- Written problem
Make an exact copy of the entries below with the pictures removed.
── Input material ──
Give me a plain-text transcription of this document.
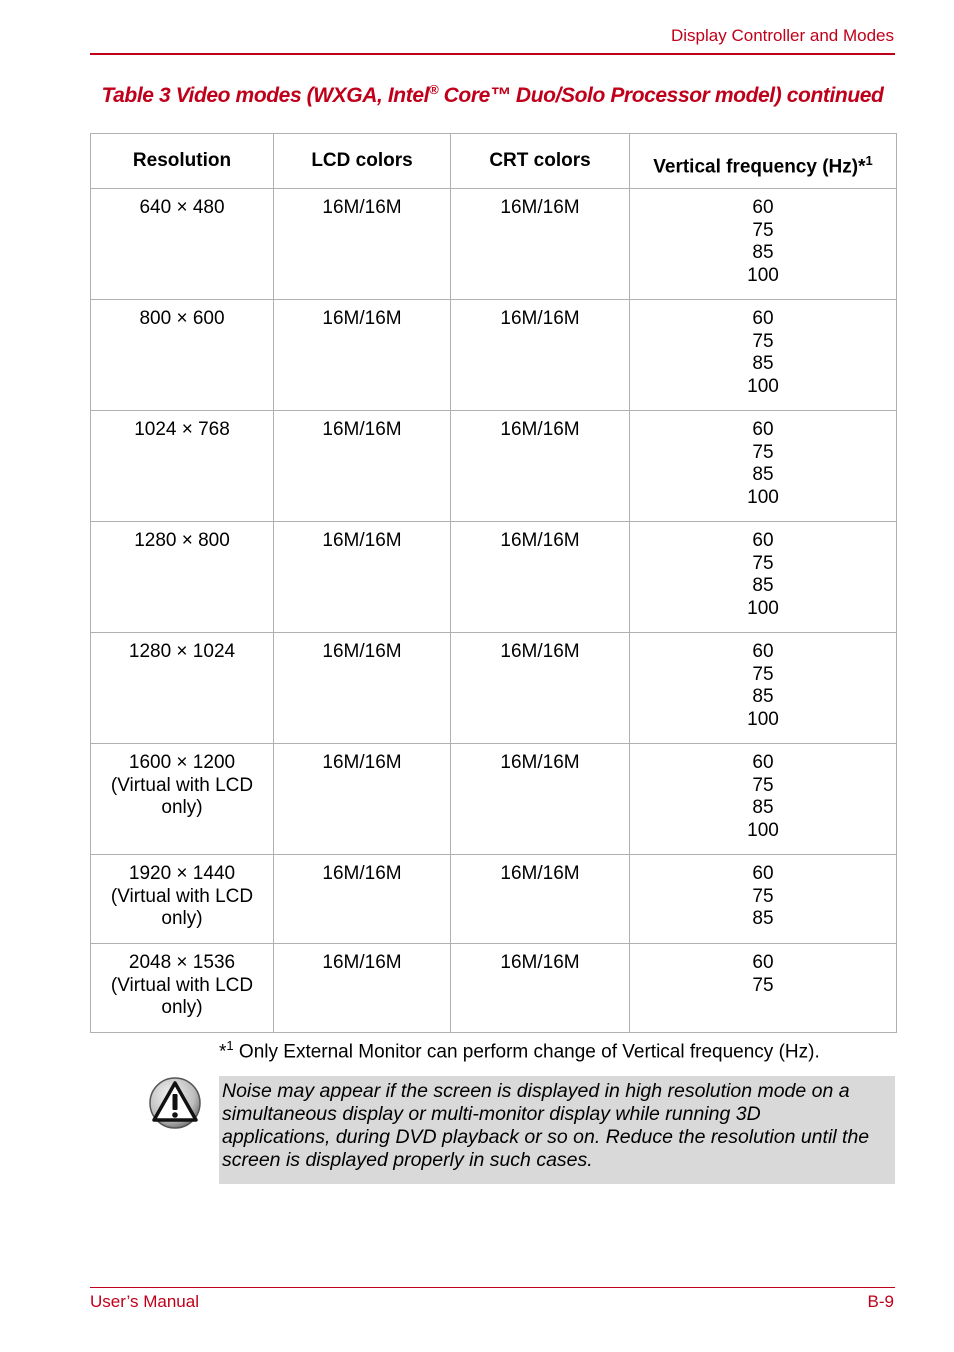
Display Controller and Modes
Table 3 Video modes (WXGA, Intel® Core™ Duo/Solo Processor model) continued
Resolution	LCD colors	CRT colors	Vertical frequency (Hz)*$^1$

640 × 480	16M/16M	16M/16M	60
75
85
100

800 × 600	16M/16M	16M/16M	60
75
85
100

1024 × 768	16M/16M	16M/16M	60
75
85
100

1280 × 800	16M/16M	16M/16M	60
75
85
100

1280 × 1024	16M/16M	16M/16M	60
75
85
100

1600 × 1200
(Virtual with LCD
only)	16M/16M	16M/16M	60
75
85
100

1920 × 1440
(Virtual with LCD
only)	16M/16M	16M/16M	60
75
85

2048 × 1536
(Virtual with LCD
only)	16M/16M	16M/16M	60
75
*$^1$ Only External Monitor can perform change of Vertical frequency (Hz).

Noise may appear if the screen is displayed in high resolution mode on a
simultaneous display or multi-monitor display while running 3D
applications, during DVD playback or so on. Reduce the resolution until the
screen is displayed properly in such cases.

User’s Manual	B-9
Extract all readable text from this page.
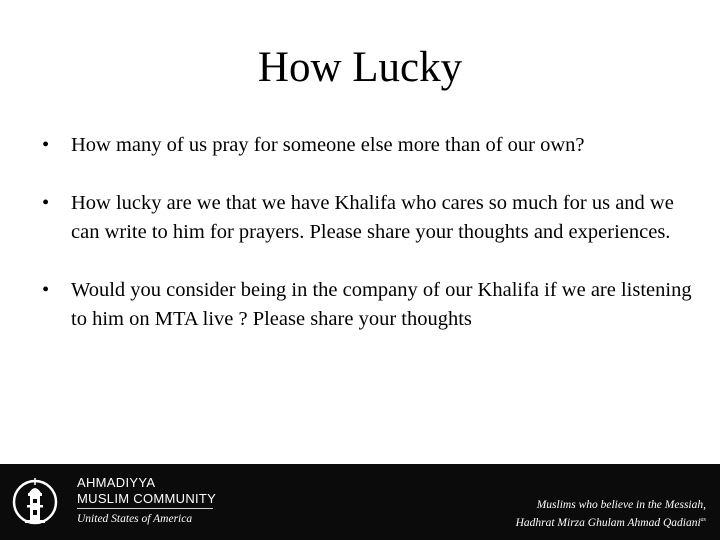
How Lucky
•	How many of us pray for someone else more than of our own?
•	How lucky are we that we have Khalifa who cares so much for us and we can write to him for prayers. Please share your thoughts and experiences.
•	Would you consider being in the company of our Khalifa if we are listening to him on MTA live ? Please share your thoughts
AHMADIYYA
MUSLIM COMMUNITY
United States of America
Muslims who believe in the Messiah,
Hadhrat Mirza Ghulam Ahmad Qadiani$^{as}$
───
- Solution to this exercise
Give me a plain-text transcription of this document.
Display Controller and Modes
Table 3 Video modes (WXGA, Intel® Core™ Duo/Solo Processor model) continued
Resolution	LCD colors	CRT colors	Vertical frequency (Hz)*$^1$

640 × 480	16M/16M	16M/16M	60
75
85
100

800 × 600	16M/16M	16M/16M	60
75
85
100

1024 × 768	16M/16M	16M/16M	60
75
85
100

1280 × 800	16M/16M	16M/16M	60
75
85
100

1280 × 1024	16M/16M	16M/16M	60
75
85
100

1600 × 1200
(Virtual with LCD
only)	16M/16M	16M/16M	60
75
85
100

1920 × 1440
(Virtual with LCD
only)	16M/16M	16M/16M	60
75
85

2048 × 1536
(Virtual with LCD
only)	16M/16M	16M/16M	60
75
*$^1$ Only External Monitor can perform change of Vertical frequency (Hz).

Noise may appear if the screen is displayed in high resolution mode on a
simultaneous display or multi-monitor display while running 3D
applications, during DVD playback or so on. Reduce the resolution until the
screen is displayed properly in such cases.

User’s Manual	B-9
Extract all readable text from this page.
How Lucky
•	How many of us pray for someone else more than of our own?
•	How lucky are we that we have Khalifa who cares so much for us and we can write to him for prayers. Please share your thoughts and experiences.
•	Would you consider being in the company of our Khalifa if we are listening to him on MTA live ? Please share your thoughts
AHMADIYYA
MUSLIM COMMUNITY
United States of America
Muslims who believe in the Messiah,
Hadhrat Mirza Ghulam Ahmad Qadiani$^{as}$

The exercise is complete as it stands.